DATA FOR REVIEW
--- START ---
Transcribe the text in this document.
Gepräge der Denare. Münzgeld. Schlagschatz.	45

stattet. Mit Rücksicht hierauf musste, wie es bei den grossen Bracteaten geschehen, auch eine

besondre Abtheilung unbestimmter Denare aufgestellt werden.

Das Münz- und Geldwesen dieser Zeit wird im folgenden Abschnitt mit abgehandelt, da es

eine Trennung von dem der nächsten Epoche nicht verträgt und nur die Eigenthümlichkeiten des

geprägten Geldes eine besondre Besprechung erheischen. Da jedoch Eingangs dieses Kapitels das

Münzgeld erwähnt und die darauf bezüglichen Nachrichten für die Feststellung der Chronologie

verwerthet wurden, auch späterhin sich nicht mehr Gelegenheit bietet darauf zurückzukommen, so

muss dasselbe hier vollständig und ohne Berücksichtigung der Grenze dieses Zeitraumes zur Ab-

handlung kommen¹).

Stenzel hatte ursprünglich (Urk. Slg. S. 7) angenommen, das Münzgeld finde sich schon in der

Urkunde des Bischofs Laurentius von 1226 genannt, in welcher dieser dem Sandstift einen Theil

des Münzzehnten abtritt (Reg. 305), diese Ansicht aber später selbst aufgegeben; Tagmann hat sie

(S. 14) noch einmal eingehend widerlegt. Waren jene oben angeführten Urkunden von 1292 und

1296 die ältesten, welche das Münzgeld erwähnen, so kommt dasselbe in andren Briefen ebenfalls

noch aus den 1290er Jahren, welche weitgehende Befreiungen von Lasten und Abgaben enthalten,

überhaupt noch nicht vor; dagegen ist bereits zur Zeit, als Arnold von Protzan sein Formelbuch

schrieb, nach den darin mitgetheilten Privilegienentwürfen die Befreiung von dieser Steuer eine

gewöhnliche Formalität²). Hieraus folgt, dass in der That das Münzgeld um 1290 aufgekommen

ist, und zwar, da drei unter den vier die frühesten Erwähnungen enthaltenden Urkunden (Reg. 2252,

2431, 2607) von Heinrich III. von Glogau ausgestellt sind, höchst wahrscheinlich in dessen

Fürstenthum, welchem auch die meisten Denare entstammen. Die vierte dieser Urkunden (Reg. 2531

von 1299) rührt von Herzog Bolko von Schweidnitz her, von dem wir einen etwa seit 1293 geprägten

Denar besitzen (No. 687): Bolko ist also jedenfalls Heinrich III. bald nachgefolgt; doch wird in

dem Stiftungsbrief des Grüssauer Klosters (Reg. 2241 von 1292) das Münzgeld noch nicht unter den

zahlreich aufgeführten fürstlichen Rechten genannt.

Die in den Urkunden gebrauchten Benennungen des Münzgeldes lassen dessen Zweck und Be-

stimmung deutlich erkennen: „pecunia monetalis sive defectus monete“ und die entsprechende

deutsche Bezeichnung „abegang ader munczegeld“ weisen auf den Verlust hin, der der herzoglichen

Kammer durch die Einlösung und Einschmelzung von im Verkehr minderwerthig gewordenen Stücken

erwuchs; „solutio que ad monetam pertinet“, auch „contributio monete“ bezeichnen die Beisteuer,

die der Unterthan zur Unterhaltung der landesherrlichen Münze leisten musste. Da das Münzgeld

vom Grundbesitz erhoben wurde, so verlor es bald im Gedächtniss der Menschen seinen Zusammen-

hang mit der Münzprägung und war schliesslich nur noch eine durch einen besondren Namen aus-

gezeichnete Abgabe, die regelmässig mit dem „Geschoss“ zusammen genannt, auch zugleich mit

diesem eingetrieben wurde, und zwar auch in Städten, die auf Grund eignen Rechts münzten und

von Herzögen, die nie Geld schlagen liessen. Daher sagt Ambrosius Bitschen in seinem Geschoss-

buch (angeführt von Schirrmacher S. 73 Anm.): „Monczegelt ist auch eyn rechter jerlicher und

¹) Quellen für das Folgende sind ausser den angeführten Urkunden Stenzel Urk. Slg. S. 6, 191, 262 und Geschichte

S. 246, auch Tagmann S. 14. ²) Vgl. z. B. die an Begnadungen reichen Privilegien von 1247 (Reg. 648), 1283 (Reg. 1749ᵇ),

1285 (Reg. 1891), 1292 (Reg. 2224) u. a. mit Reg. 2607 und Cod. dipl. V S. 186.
--- END ---
WHAT TO PRODUCE
Gather up every line from the listing above in which the word "sind" occurs.

EXERCISE OUTPUT
2431, 2607) von Heinrich III. von Glogau ausgestellt sind, höchst wahrscheinlich in dessen
¹) Quellen für das Folgende sind ausser den angeführten Urkunden Stenzel Urk. Slg. S. 6, 191, 262 und Geschichte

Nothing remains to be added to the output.